*Goal*
Transcribe the whole listing below without changing a word, but leave out every image.

*Given information*
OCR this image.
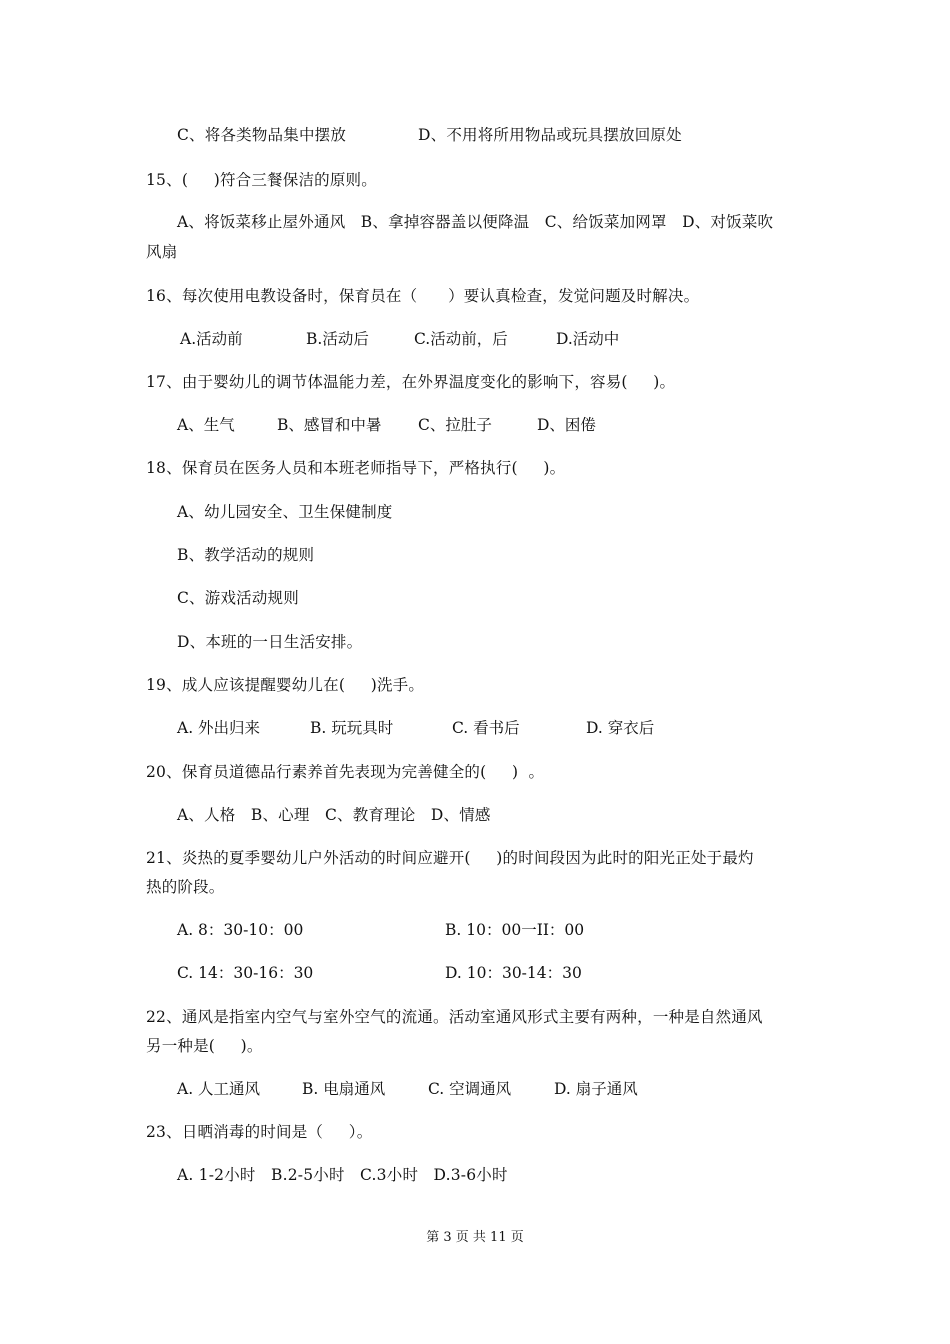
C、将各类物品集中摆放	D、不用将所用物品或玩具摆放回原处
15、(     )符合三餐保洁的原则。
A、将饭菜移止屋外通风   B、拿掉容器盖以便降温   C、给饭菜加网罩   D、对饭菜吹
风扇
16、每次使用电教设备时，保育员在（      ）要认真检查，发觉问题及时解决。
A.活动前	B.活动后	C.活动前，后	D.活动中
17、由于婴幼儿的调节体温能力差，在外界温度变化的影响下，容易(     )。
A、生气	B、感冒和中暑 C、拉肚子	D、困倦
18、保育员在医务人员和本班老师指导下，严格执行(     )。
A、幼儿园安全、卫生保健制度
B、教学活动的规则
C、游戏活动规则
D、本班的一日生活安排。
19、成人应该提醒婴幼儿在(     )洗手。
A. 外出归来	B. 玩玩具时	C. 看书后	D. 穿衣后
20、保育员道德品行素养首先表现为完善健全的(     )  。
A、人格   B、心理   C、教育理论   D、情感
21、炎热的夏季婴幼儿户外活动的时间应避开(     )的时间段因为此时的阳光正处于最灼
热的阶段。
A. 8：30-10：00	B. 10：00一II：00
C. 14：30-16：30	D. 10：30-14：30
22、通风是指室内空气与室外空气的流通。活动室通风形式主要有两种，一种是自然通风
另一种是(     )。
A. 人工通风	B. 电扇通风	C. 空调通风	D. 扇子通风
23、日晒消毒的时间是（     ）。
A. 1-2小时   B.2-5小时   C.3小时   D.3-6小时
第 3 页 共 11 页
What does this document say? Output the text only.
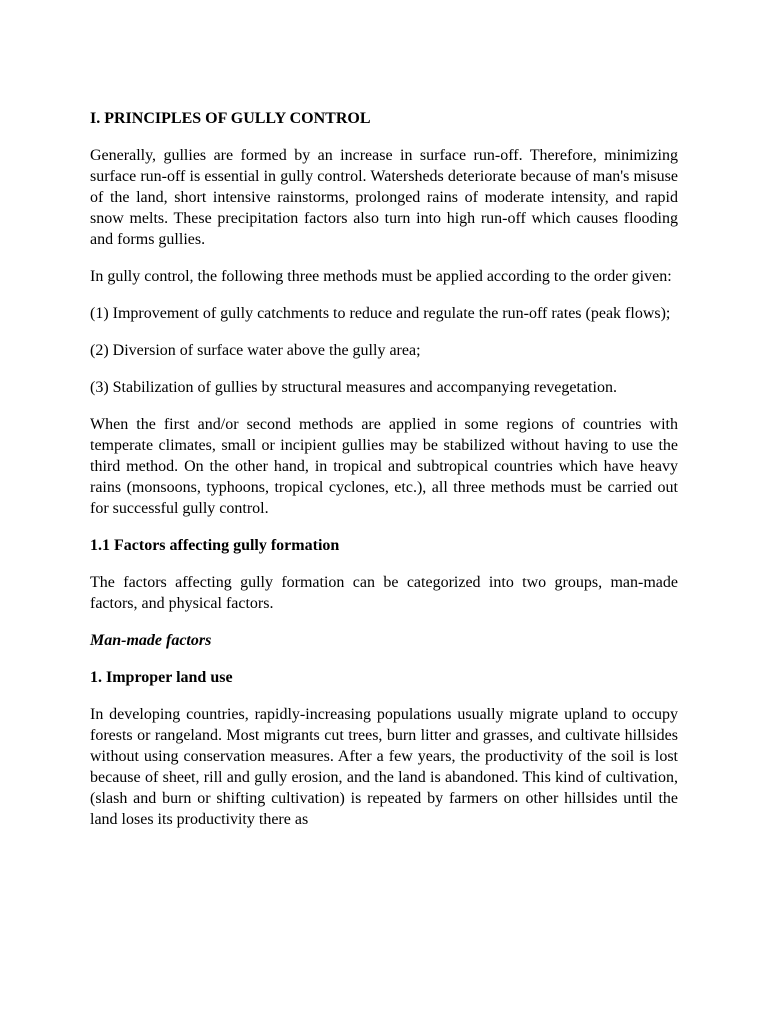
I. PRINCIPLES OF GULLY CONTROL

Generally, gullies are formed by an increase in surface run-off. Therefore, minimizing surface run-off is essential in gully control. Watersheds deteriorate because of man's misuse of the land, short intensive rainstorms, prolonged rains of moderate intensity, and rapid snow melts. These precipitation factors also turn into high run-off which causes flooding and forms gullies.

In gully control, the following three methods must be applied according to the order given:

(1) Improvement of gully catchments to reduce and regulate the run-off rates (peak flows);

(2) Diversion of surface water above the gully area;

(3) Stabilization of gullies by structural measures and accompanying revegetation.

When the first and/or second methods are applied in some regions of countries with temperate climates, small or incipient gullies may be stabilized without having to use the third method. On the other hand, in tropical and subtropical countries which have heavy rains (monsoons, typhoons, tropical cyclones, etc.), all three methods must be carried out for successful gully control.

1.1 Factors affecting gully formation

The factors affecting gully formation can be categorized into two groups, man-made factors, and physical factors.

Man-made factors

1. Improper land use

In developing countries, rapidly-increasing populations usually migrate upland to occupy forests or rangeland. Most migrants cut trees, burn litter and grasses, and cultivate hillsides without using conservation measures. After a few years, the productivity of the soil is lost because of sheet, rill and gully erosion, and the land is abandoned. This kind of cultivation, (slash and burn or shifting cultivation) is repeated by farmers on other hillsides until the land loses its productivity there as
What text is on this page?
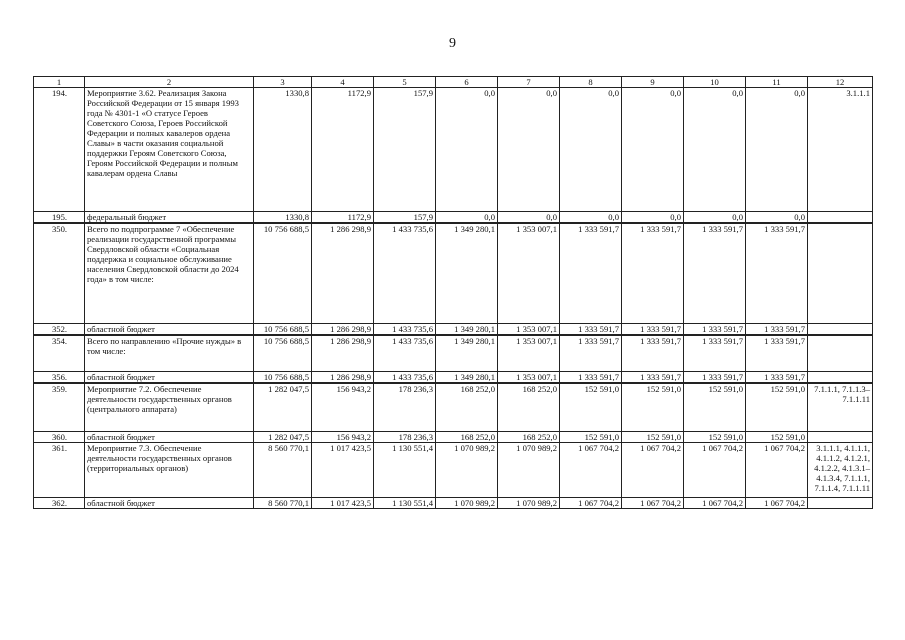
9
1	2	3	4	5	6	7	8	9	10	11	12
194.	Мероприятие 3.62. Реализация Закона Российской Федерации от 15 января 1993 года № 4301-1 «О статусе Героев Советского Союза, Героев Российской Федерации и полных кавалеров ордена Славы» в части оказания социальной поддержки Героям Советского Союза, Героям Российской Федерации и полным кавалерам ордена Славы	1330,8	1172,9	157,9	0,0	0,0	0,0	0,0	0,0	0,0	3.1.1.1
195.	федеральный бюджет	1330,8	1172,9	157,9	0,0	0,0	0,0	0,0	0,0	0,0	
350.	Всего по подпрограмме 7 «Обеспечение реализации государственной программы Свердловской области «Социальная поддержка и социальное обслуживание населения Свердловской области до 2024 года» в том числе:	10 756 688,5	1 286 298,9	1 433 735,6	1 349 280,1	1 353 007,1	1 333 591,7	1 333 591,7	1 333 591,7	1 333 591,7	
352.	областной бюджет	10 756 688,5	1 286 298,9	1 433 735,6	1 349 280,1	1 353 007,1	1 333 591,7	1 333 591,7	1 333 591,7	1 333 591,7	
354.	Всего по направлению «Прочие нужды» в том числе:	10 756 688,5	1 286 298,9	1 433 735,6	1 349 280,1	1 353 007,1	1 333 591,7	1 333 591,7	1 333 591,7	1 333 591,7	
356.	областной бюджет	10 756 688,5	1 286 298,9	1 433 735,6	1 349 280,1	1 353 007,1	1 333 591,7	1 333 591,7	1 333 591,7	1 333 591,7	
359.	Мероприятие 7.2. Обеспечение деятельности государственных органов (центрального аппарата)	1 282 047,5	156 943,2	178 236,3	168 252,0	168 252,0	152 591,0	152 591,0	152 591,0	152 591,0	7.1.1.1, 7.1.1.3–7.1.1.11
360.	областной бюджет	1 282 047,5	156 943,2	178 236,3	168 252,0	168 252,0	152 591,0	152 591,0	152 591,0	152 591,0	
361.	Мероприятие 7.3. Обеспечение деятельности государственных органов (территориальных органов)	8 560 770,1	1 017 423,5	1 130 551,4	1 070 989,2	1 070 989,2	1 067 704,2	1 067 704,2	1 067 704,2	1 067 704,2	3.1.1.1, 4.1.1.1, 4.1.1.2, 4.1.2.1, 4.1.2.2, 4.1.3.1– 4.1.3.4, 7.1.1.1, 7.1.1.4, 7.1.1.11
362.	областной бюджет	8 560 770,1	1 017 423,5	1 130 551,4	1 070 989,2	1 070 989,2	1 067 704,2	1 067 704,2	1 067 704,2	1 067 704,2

*Full solution*
OCR this image.
C、将各类物品集中摆放	D、不用将所用物品或玩具摆放回原处
15、(     )符合三餐保洁的原则。
A、将饭菜移止屋外通风   B、拿掉容器盖以便降温   C、给饭菜加网罩   D、对饭菜吹
风扇
16、每次使用电教设备时，保育员在（      ）要认真检查，发觉问题及时解决。
A.活动前	B.活动后	C.活动前，后	D.活动中
17、由于婴幼儿的调节体温能力差，在外界温度变化的影响下，容易(     )。
A、生气	B、感冒和中暑 C、拉肚子	D、困倦
18、保育员在医务人员和本班老师指导下，严格执行(     )。
A、幼儿园安全、卫生保健制度
B、教学活动的规则
C、游戏活动规则
D、本班的一日生活安排。
19、成人应该提醒婴幼儿在(     )洗手。
A. 外出归来	B. 玩玩具时	C. 看书后	D. 穿衣后
20、保育员道德品行素养首先表现为完善健全的(     )  。
A、人格   B、心理   C、教育理论   D、情感
21、炎热的夏季婴幼儿户外活动的时间应避开(     )的时间段因为此时的阳光正处于最灼
热的阶段。
A. 8：30-10：00	B. 10：00一II：00
C. 14：30-16：30	D. 10：30-14：30
22、通风是指室内空气与室外空气的流通。活动室通风形式主要有两种，一种是自然通风
另一种是(     )。
A. 人工通风	B. 电扇通风	C. 空调通风	D. 扇子通风
23、日晒消毒的时间是（     ）。
A. 1-2小时   B.2-5小时   C.3小时   D.3-6小时
第 3 页 共 11 页
What does this document say? Output the text only.
I. PRINCIPLES OF GULLY CONTROL

Generally, gullies are formed by an increase in surface run-off. Therefore, minimizing surface run-off is essential in gully control. Watersheds deteriorate because of man's misuse of the land, short intensive rainstorms, prolonged rains of moderate intensity, and rapid snow melts. These precipitation factors also turn into high run-off which causes flooding and forms gullies.

In gully control, the following three methods must be applied according to the order given:

(1) Improvement of gully catchments to reduce and regulate the run-off rates (peak flows);

(2) Diversion of surface water above the gully area;

(3) Stabilization of gullies by structural measures and accompanying revegetation.

When the first and/or second methods are applied in some regions of countries with temperate climates, small or incipient gullies may be stabilized without having to use the third method. On the other hand, in tropical and subtropical countries which have heavy rains (monsoons, typhoons, tropical cyclones, etc.), all three methods must be carried out for successful gully control.

1.1 Factors affecting gully formation

The factors affecting gully formation can be categorized into two groups, man-made factors, and physical factors.

Man-made factors

1. Improper land use

In developing countries, rapidly-increasing populations usually migrate upland to occupy forests or rangeland. Most migrants cut trees, burn litter and grasses, and cultivate hillsides without using conservation measures. After a few years, the productivity of the soil is lost because of sheet, rill and gully erosion, and the land is abandoned. This kind of cultivation, (slash and burn or shifting cultivation) is repeated by farmers on other hillsides until the land loses its productivity there as
What text is on this page?
9
1	2	3	4	5	6	7	8	9	10	11	12
194.	Мероприятие 3.62. Реализация Закона Российской Федерации от 15 января 1993 года № 4301-1 «О статусе Героев Советского Союза, Героев Российской Федерации и полных кавалеров ордена Славы» в части оказания социальной поддержки Героям Советского Союза, Героям Российской Федерации и полным кавалерам ордена Славы	1330,8	1172,9	157,9	0,0	0,0	0,0	0,0	0,0	0,0	3.1.1.1
195.	федеральный бюджет	1330,8	1172,9	157,9	0,0	0,0	0,0	0,0	0,0	0,0	
350.	Всего по подпрограмме 7 «Обеспечение реализации государственной программы Свердловской области «Социальная поддержка и социальное обслуживание населения Свердловской области до 2024 года» в том числе:	10 756 688,5	1 286 298,9	1 433 735,6	1 349 280,1	1 353 007,1	1 333 591,7	1 333 591,7	1 333 591,7	1 333 591,7	
352.	областной бюджет	10 756 688,5	1 286 298,9	1 433 735,6	1 349 280,1	1 353 007,1	1 333 591,7	1 333 591,7	1 333 591,7	1 333 591,7	
354.	Всего по направлению «Прочие нужды» в том числе:	10 756 688,5	1 286 298,9	1 433 735,6	1 349 280,1	1 353 007,1	1 333 591,7	1 333 591,7	1 333 591,7	1 333 591,7	
356.	областной бюджет	10 756 688,5	1 286 298,9	1 433 735,6	1 349 280,1	1 353 007,1	1 333 591,7	1 333 591,7	1 333 591,7	1 333 591,7	
359.	Мероприятие 7.2. Обеспечение деятельности государственных органов (центрального аппарата)	1 282 047,5	156 943,2	178 236,3	168 252,0	168 252,0	152 591,0	152 591,0	152 591,0	152 591,0	7.1.1.1, 7.1.1.3–7.1.1.11
360.	областной бюджет	1 282 047,5	156 943,2	178 236,3	168 252,0	168 252,0	152 591,0	152 591,0	152 591,0	152 591,0	
361.	Мероприятие 7.3. Обеспечение деятельности государственных органов (территориальных органов)	8 560 770,1	1 017 423,5	1 130 551,4	1 070 989,2	1 070 989,2	1 067 704,2	1 067 704,2	1 067 704,2	1 067 704,2	3.1.1.1, 4.1.1.1, 4.1.1.2, 4.1.2.1, 4.1.2.2, 4.1.3.1– 4.1.3.4, 7.1.1.1, 7.1.1.4, 7.1.1.11
362.	областной бюджет	8 560 770,1	1 017 423,5	1 130 551,4	1 070 989,2	1 070 989,2	1 067 704,2	1 067 704,2	1 067 704,2	1 067 704,2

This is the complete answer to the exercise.